- [EXERCISE INSTRUCTIONS]: Select each line below that contains the string "header", and copy every one of them in full.

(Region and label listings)
+++
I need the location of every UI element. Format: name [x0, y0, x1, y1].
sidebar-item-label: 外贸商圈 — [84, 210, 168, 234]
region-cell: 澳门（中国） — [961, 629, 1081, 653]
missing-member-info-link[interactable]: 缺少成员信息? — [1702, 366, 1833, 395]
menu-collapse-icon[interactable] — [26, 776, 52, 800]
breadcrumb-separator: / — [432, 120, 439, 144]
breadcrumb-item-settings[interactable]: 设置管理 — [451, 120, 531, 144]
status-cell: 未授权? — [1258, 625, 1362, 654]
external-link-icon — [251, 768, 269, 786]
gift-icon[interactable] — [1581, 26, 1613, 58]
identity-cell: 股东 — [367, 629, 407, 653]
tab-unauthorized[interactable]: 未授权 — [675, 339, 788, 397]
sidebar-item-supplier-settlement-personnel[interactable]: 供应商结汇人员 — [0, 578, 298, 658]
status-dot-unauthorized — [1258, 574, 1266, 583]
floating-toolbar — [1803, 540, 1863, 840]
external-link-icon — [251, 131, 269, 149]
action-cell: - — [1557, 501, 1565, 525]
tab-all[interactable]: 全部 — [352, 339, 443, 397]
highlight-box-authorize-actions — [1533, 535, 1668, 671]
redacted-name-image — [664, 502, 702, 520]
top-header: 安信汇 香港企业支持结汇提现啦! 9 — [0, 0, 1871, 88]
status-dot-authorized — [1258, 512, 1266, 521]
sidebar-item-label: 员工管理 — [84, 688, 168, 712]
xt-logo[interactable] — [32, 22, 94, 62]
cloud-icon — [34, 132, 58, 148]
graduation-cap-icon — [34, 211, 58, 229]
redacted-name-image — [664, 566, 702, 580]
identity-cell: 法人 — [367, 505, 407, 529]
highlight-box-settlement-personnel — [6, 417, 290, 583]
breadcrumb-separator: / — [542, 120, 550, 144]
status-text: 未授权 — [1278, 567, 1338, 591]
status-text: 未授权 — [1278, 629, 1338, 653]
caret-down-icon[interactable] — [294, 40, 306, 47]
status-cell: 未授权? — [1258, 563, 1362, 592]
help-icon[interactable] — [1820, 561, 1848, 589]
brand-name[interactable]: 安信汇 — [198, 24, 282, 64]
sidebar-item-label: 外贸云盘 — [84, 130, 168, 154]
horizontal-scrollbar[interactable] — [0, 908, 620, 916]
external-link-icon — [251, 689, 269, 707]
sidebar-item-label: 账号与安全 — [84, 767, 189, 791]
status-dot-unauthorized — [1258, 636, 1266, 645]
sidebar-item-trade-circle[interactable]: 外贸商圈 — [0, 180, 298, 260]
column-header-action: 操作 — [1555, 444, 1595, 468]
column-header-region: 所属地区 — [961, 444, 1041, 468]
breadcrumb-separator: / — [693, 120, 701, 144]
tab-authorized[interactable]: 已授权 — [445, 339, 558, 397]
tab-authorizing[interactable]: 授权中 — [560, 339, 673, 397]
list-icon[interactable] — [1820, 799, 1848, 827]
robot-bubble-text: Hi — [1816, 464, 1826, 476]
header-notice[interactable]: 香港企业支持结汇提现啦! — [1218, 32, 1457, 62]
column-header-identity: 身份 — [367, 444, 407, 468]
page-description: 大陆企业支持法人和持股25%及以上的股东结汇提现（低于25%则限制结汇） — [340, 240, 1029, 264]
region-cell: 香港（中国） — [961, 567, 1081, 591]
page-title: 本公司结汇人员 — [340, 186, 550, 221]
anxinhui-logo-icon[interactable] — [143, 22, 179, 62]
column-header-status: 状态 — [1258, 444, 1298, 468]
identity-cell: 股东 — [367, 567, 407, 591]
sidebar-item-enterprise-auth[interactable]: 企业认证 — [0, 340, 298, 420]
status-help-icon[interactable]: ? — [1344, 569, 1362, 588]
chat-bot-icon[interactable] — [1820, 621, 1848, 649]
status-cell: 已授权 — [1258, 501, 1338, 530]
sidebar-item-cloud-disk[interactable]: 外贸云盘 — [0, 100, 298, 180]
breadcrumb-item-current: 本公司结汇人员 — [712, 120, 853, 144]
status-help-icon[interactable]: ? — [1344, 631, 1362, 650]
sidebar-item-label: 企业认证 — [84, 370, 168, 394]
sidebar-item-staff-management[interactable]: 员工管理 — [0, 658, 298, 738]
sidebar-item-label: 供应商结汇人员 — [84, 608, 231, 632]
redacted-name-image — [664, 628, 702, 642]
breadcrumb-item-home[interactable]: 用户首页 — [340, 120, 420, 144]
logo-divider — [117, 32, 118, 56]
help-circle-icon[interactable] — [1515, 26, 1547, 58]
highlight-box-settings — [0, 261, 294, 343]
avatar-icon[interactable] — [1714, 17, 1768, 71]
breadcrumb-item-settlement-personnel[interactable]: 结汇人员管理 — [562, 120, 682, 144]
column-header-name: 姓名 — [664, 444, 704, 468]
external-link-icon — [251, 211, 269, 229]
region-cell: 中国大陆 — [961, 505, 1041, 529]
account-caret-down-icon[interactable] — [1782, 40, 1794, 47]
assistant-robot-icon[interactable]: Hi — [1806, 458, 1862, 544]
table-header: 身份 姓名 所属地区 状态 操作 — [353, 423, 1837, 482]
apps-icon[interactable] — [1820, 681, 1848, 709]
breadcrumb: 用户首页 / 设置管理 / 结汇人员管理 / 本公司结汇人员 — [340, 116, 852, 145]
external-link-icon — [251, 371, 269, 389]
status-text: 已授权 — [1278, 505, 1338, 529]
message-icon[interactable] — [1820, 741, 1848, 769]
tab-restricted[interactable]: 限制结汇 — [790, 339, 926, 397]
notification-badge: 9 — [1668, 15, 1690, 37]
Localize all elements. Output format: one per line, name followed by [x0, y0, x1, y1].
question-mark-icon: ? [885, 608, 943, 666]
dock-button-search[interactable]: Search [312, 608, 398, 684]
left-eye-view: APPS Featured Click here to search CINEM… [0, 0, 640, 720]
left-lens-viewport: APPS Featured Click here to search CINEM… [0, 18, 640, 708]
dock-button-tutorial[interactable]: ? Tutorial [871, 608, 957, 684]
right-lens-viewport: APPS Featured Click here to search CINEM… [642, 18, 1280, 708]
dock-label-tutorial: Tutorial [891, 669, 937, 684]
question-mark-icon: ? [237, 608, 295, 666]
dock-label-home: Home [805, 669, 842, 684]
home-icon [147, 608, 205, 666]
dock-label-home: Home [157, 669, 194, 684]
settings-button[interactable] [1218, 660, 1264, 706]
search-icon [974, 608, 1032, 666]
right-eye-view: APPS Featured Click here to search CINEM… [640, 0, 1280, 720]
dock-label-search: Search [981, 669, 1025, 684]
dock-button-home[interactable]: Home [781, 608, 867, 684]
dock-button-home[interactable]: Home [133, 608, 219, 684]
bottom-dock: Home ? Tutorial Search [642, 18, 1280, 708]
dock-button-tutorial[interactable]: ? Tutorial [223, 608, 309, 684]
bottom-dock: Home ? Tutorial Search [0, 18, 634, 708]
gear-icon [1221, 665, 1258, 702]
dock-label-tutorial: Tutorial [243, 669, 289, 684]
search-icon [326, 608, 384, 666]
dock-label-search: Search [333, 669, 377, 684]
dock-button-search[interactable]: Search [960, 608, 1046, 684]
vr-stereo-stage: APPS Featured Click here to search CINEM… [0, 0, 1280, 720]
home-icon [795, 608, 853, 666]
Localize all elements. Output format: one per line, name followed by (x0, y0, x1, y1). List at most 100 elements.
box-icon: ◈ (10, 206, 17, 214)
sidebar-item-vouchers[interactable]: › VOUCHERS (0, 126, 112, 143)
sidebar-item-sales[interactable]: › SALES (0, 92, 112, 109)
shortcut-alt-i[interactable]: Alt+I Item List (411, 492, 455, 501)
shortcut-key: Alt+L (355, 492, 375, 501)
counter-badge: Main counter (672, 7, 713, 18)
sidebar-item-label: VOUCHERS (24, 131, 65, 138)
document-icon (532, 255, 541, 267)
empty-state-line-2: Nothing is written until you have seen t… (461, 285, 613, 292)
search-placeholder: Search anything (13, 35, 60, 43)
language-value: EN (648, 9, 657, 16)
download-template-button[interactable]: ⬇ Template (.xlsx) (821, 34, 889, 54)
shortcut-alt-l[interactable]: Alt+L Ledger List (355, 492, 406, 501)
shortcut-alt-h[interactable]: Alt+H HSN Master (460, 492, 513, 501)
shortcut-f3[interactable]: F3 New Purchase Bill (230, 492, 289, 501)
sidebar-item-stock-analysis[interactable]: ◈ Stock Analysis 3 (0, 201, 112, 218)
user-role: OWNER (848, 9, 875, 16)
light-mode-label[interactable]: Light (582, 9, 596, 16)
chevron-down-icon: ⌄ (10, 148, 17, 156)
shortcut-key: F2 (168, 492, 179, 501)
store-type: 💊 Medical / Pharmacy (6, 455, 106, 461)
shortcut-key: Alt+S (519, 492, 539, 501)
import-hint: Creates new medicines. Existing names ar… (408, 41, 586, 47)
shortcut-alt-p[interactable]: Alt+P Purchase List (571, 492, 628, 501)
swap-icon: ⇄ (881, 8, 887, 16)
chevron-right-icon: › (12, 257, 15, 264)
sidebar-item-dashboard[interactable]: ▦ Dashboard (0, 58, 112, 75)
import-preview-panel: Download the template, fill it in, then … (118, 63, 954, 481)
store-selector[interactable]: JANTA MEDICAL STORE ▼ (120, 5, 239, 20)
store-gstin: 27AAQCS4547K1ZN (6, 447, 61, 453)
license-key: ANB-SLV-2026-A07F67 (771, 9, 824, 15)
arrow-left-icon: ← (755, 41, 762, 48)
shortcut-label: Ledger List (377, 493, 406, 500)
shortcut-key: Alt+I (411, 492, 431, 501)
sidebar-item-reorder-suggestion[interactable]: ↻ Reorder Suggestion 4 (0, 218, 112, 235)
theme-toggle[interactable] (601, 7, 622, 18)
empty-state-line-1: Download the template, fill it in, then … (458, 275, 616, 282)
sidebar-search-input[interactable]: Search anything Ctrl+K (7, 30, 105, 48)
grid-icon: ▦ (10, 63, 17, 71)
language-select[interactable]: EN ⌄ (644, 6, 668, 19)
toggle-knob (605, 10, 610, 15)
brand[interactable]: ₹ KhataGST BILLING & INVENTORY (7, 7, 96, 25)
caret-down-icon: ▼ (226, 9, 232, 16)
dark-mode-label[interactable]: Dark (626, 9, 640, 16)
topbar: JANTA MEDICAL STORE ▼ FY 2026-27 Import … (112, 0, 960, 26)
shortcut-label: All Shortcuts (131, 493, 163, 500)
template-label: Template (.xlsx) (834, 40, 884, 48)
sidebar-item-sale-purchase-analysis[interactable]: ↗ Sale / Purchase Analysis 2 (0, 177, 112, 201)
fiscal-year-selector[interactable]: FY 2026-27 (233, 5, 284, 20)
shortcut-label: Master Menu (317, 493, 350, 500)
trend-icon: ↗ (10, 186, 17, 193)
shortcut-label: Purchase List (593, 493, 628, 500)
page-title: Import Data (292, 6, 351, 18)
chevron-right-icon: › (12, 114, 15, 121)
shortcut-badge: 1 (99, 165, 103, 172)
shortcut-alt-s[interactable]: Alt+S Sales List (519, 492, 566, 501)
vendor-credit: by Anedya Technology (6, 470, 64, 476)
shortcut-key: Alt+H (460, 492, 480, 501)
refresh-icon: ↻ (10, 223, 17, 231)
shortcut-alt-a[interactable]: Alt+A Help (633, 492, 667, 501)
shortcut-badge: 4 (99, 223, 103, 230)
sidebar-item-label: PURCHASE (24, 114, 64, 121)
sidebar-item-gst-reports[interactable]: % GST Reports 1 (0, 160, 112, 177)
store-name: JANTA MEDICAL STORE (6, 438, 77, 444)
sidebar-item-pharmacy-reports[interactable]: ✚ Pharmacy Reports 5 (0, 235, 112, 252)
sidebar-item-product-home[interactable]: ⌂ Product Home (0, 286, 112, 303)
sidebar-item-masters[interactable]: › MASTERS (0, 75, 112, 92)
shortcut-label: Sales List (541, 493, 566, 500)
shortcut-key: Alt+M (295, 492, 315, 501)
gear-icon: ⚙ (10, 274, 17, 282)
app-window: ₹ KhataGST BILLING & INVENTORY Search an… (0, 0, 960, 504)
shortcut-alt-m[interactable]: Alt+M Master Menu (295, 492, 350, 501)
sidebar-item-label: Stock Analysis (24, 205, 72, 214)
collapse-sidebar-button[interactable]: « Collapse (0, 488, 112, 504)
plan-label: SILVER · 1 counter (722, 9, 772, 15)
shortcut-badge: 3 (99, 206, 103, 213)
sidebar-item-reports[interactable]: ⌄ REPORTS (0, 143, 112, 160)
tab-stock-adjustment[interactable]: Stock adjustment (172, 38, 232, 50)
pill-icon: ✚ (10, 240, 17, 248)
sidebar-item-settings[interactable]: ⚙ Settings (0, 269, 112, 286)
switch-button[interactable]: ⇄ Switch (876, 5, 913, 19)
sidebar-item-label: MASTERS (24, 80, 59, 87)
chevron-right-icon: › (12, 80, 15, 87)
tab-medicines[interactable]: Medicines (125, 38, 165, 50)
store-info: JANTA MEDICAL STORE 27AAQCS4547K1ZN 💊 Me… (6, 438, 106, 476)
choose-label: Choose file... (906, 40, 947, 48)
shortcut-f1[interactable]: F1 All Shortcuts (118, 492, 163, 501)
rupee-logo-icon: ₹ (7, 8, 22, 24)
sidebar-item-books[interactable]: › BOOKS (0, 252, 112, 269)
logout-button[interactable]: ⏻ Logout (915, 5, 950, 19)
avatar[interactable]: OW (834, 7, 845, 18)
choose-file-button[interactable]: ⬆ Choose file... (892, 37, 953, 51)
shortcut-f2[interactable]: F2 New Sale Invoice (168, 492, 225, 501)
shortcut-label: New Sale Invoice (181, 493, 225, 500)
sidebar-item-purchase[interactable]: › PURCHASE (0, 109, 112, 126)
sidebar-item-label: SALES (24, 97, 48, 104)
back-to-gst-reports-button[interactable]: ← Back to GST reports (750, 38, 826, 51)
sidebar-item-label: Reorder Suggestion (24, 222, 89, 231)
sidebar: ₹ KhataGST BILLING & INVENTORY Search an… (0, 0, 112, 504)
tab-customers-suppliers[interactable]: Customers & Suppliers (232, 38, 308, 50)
+++
- [RESPONSE BELOW]:
top-header: 安信汇 香港企业支持结汇提现啦! 9 — [0, 0, 1871, 88]
column-header-action: 操作 — [1555, 444, 1595, 468]
column-header-region: 所属地区 — [961, 444, 1041, 468]
header-notice[interactable]: 香港企业支持结汇提现啦! — [1218, 32, 1457, 62]
column-header-identity: 身份 — [367, 444, 407, 468]
column-header-status: 状态 — [1258, 444, 1298, 468]
column-header-name: 姓名 — [664, 444, 704, 468]
table-header: 身份 姓名 所属地区 状态 操作 — [353, 423, 1837, 482]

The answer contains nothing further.